··· Data shown

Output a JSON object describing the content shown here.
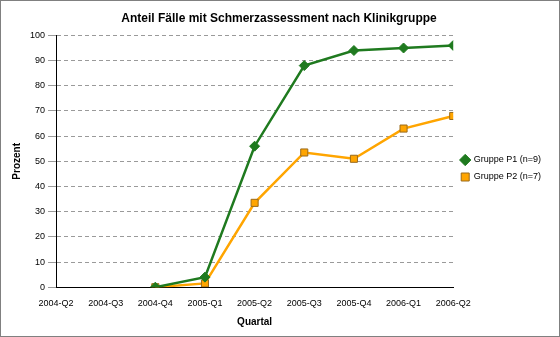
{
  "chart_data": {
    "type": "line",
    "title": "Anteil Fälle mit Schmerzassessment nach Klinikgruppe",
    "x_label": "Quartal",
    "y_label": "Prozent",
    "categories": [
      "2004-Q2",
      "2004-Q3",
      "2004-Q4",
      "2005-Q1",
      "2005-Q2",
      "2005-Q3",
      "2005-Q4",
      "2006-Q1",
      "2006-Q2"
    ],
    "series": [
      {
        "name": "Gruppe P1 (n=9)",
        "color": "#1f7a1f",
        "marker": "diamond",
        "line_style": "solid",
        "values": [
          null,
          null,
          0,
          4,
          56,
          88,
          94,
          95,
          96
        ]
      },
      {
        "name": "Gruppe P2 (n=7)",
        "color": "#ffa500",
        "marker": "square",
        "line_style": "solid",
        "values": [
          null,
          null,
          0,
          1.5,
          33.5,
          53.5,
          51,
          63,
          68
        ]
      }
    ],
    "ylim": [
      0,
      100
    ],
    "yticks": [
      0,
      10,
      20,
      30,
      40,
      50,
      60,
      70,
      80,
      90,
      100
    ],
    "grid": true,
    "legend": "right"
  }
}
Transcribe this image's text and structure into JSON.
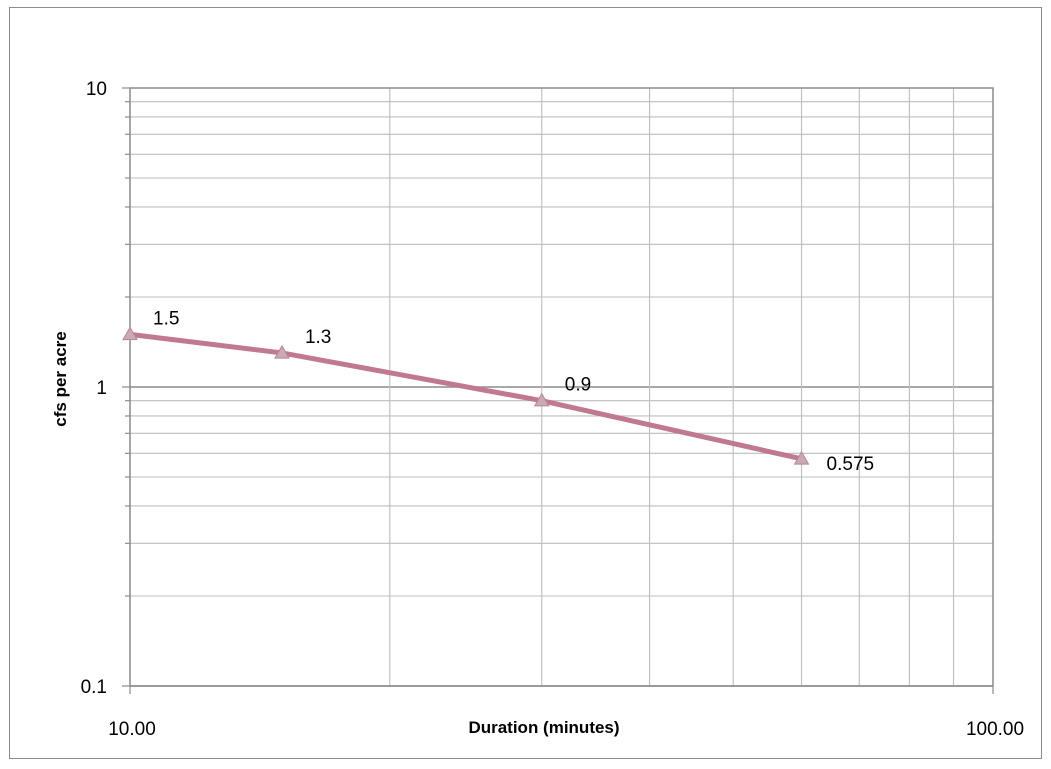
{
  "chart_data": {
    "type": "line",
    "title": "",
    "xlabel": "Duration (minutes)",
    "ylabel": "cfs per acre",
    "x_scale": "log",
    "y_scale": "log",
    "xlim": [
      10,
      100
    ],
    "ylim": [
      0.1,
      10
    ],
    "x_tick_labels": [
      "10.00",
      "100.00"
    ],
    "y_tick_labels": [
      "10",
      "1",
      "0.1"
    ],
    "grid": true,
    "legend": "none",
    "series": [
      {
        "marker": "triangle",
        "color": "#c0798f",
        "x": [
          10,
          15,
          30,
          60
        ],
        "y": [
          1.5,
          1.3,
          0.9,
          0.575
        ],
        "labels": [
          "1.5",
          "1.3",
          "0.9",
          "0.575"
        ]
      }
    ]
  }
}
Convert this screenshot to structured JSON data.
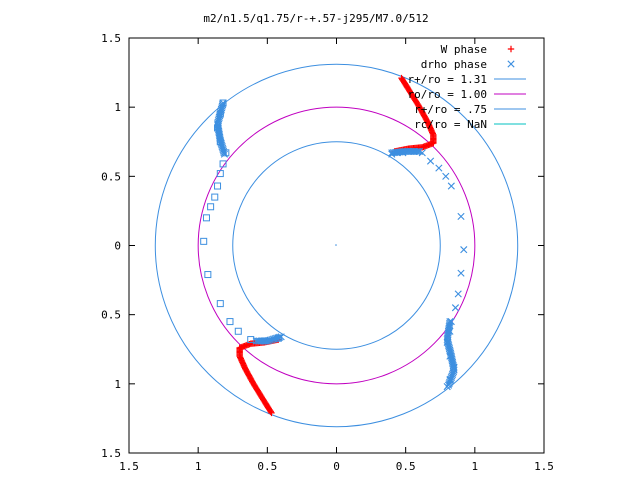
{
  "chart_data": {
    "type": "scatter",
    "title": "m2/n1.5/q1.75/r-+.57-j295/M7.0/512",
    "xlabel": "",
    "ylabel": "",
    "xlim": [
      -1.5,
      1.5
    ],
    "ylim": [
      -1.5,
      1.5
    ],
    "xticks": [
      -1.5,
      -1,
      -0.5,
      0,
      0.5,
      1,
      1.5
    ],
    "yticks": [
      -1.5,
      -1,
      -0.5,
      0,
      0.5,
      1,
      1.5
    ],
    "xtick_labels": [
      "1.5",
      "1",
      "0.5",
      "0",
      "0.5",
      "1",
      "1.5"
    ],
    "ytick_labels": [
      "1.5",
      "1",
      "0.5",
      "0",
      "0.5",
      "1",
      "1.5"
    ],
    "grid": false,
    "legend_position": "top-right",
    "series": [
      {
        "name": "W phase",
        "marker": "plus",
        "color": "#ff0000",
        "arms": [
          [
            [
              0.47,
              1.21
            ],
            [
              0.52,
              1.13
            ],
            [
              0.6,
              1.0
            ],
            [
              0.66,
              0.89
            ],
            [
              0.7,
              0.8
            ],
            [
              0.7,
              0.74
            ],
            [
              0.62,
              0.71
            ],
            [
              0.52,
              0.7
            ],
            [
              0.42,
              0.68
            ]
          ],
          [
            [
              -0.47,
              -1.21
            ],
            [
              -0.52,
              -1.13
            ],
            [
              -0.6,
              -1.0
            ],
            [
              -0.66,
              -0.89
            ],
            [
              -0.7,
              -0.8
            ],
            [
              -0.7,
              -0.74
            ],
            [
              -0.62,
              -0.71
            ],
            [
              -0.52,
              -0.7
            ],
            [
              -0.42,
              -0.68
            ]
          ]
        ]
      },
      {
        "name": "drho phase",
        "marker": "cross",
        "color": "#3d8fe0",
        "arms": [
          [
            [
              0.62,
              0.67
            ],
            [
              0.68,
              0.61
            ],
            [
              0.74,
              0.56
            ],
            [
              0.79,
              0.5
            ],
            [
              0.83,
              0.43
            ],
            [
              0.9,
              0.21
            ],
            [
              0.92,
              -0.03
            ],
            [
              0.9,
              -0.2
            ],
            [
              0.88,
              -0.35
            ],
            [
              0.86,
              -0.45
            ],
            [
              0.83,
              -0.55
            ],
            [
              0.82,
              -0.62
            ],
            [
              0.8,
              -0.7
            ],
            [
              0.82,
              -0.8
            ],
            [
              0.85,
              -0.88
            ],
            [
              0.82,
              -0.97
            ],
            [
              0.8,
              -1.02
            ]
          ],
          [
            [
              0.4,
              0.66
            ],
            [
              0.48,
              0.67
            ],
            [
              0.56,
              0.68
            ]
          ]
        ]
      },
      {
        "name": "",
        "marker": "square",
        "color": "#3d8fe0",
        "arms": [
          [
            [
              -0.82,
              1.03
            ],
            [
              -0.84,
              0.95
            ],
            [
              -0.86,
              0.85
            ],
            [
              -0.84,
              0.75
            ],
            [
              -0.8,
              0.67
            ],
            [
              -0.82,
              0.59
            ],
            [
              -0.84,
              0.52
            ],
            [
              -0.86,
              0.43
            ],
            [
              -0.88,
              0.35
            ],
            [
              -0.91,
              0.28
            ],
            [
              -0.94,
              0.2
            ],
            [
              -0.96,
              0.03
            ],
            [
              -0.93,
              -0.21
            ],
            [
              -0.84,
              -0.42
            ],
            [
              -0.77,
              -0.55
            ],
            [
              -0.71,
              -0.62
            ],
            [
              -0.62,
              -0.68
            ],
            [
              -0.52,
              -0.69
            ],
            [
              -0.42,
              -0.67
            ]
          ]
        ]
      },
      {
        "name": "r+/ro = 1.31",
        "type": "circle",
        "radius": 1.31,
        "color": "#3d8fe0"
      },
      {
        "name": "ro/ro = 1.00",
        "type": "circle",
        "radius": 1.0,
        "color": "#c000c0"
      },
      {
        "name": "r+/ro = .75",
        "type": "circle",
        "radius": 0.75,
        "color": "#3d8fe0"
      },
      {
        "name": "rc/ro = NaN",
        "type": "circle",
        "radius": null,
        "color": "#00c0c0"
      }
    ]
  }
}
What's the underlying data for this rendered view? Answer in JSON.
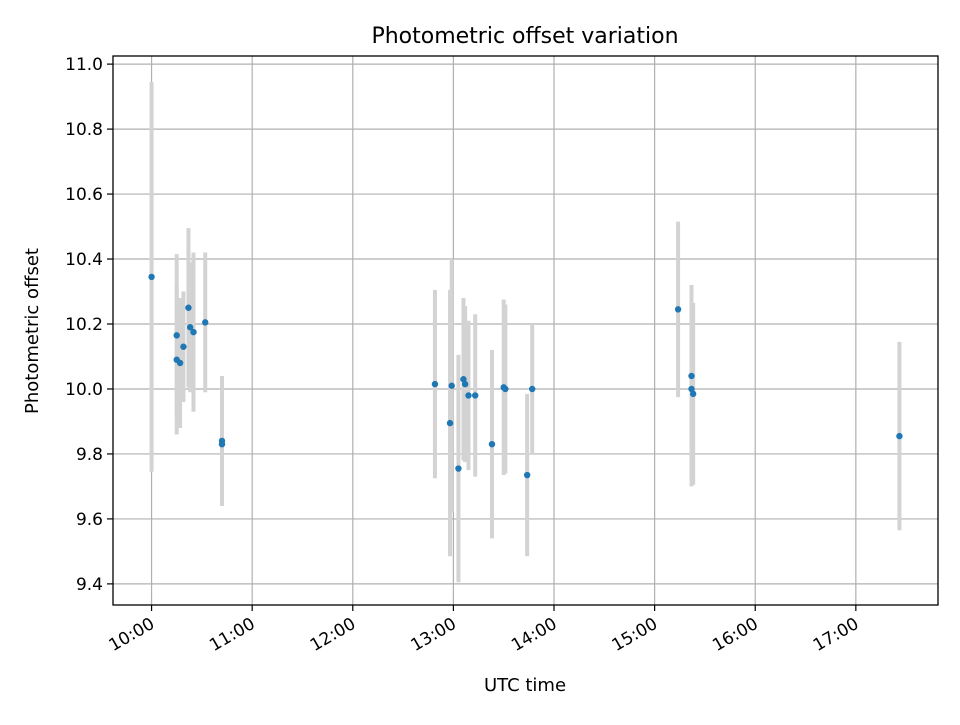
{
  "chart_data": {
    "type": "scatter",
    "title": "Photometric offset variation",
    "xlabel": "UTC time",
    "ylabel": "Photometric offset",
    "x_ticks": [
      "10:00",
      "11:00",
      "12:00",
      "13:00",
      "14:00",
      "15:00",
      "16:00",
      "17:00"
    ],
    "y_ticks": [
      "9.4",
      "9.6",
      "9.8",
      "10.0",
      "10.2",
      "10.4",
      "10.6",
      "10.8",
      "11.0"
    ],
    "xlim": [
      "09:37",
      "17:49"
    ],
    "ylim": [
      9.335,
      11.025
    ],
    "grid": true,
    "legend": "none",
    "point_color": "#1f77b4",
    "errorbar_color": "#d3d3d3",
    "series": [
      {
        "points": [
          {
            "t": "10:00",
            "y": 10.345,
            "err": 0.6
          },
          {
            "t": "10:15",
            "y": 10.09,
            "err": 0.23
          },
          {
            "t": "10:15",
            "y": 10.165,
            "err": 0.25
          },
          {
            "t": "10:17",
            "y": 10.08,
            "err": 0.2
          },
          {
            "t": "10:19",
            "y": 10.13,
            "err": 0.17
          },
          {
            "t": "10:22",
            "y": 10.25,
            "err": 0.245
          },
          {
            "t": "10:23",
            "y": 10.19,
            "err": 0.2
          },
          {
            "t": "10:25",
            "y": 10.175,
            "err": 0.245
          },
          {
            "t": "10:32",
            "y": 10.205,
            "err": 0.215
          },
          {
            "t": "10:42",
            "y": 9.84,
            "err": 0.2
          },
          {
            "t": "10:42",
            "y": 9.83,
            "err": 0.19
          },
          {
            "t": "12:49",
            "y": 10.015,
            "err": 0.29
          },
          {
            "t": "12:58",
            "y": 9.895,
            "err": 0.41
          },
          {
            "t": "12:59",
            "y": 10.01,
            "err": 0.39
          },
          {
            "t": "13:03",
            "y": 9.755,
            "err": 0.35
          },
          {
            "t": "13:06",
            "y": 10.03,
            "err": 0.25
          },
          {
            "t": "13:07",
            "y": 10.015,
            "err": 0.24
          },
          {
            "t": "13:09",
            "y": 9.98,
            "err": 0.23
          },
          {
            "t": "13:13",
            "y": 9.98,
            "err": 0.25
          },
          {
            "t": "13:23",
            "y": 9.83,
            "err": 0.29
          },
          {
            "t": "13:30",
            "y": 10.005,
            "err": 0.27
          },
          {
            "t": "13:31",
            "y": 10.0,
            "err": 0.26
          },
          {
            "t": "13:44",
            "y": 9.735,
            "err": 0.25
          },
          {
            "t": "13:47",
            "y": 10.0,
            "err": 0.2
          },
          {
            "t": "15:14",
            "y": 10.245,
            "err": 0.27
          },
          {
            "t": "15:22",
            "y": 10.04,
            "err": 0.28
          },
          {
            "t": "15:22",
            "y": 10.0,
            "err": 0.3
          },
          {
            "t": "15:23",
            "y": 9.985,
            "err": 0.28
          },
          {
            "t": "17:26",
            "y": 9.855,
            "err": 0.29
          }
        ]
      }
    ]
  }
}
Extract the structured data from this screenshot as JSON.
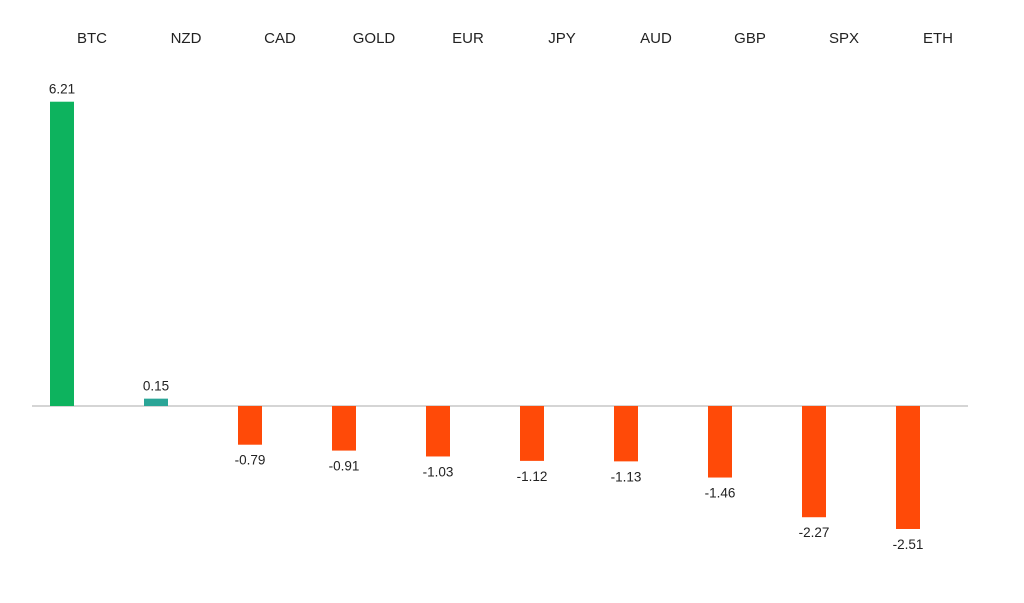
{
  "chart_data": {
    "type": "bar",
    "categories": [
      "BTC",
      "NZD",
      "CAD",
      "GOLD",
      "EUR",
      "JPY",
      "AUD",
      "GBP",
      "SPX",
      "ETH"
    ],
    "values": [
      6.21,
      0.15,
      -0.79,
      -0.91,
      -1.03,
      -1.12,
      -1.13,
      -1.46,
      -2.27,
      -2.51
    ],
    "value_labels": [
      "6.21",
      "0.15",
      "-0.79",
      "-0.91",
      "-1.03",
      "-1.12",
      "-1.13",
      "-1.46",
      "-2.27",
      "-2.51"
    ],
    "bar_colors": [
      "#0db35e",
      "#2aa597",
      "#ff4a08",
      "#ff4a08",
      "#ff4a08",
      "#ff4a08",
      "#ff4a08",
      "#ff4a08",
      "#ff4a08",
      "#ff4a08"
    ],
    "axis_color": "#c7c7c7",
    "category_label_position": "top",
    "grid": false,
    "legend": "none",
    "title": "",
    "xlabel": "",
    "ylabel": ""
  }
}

······

#### [Goal]
Identify the lines in the entries that hold "Photometric" and return each one.

#### [Written solution]
    "title": "Photometric offset variation",
    "ylabel": "Photometric offset",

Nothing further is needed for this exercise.